■ RECORDS TO PROCESS:
— BEGIN —

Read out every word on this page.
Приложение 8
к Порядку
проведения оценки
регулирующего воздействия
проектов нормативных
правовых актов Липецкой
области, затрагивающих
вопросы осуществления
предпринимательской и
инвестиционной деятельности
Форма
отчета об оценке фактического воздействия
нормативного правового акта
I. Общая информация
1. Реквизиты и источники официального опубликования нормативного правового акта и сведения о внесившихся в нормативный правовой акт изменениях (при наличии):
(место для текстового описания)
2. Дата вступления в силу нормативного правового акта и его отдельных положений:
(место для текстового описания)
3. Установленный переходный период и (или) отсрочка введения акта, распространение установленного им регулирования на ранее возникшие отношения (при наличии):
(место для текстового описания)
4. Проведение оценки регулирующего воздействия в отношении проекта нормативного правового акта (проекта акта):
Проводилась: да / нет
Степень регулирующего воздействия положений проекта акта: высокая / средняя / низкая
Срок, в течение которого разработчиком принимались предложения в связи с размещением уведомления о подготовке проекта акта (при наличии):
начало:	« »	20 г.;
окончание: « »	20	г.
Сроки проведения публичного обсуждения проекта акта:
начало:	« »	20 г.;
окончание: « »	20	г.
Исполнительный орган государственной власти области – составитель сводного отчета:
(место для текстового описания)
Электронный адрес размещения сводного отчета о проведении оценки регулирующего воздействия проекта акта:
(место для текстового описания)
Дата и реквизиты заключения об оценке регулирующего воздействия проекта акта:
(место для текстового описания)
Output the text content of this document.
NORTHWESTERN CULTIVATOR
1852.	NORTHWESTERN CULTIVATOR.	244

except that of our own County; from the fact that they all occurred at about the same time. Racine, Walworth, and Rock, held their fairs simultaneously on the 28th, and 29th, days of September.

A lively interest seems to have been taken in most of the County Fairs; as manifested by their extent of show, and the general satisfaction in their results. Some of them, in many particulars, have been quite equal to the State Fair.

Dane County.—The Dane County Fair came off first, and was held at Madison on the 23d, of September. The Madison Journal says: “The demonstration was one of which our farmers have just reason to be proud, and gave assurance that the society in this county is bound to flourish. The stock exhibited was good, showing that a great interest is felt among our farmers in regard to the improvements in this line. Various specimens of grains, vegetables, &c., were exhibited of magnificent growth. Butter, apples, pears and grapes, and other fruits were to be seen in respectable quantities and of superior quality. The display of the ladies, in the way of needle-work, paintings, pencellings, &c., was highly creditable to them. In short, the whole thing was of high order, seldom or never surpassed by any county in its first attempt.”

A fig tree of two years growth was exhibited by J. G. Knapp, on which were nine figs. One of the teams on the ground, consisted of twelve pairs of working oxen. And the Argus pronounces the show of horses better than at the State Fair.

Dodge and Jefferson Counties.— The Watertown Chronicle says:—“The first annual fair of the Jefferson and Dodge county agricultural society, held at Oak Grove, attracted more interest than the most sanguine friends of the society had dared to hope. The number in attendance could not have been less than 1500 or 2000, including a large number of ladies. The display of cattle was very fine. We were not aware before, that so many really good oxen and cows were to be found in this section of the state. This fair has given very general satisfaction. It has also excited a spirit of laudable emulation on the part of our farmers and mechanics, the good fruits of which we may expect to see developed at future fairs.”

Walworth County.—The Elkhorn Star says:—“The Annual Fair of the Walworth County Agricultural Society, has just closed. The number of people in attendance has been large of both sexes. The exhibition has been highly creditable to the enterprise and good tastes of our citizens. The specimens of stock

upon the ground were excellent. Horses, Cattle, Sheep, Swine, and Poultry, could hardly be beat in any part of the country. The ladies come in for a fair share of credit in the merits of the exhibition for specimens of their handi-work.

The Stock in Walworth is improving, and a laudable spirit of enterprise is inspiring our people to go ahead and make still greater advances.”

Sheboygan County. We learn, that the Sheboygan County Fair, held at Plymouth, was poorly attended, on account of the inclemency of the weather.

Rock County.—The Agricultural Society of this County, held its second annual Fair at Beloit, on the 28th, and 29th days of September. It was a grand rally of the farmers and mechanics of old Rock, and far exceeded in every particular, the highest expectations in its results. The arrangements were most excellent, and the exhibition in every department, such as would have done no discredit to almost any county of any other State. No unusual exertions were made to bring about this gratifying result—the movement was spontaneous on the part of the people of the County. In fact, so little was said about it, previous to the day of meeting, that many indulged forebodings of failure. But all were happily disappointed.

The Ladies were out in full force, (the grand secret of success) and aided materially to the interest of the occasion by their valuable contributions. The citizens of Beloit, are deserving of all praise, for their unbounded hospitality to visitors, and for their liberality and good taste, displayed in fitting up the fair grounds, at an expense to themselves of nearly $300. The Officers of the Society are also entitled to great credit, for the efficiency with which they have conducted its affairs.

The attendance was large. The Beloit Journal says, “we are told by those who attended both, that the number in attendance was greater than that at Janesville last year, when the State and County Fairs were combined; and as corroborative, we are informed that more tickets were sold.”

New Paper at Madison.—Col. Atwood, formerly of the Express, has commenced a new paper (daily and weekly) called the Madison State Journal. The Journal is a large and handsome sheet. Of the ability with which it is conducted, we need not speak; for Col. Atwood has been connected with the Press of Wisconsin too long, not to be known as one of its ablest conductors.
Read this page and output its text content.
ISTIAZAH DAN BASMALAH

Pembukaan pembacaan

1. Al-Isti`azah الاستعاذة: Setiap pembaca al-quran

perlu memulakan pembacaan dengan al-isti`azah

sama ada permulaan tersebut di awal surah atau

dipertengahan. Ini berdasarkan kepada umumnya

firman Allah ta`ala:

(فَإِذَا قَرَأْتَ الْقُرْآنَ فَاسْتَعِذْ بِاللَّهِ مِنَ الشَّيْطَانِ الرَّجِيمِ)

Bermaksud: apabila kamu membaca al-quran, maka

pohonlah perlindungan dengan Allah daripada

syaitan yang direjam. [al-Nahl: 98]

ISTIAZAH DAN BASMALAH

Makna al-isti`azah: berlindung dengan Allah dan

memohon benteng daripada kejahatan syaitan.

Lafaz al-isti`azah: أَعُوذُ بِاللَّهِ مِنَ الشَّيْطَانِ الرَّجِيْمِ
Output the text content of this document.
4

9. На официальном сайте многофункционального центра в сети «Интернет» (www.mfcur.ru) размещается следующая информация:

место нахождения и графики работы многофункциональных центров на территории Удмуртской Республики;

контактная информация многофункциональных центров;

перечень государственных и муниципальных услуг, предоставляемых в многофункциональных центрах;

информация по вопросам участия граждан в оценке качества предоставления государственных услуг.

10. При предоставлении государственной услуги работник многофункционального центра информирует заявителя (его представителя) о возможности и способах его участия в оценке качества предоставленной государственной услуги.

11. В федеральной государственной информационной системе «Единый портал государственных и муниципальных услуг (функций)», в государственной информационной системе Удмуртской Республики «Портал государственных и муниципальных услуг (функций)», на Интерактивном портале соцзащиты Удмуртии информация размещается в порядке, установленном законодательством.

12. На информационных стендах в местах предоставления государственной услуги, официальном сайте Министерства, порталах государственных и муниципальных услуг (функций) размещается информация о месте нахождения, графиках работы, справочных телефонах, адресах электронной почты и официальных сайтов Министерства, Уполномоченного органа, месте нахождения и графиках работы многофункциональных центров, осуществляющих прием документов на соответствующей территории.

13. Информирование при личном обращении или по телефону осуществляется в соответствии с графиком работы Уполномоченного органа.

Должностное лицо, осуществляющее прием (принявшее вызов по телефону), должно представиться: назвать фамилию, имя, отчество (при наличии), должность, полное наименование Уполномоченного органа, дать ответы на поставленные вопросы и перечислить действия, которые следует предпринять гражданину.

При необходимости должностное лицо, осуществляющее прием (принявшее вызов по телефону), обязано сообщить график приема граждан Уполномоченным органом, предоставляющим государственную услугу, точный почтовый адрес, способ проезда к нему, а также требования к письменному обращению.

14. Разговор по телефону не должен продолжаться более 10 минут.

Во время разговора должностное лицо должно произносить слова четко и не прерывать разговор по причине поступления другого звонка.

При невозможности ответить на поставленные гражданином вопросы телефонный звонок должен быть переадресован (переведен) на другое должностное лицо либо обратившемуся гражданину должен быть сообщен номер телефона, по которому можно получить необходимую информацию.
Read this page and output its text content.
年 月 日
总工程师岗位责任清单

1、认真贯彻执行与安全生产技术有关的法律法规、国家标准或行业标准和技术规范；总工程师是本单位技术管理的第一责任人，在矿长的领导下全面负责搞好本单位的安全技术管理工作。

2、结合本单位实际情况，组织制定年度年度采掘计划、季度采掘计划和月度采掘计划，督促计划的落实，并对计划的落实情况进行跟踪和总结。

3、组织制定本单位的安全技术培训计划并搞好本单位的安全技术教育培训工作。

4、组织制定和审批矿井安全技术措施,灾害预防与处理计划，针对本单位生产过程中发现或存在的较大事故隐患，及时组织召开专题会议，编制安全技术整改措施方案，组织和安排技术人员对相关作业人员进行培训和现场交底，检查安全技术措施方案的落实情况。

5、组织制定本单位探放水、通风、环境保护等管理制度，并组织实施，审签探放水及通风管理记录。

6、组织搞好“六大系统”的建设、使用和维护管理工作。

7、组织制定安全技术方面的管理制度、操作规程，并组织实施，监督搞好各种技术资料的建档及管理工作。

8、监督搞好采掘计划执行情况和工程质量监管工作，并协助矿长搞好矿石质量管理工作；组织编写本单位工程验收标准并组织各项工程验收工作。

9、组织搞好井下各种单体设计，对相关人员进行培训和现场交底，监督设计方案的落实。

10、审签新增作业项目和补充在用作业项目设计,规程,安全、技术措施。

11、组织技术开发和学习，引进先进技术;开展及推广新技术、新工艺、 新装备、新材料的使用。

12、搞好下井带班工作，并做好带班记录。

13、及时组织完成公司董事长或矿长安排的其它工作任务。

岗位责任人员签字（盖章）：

— END —

■ EXERCISE DIRECTIONS: Show all lines in the entries above where the string "syaitan" appears.

■ SOLUTION:
syaitan yang direjam. [al-Nahl: 98]
memohon benteng daripada kejahatan syaitan.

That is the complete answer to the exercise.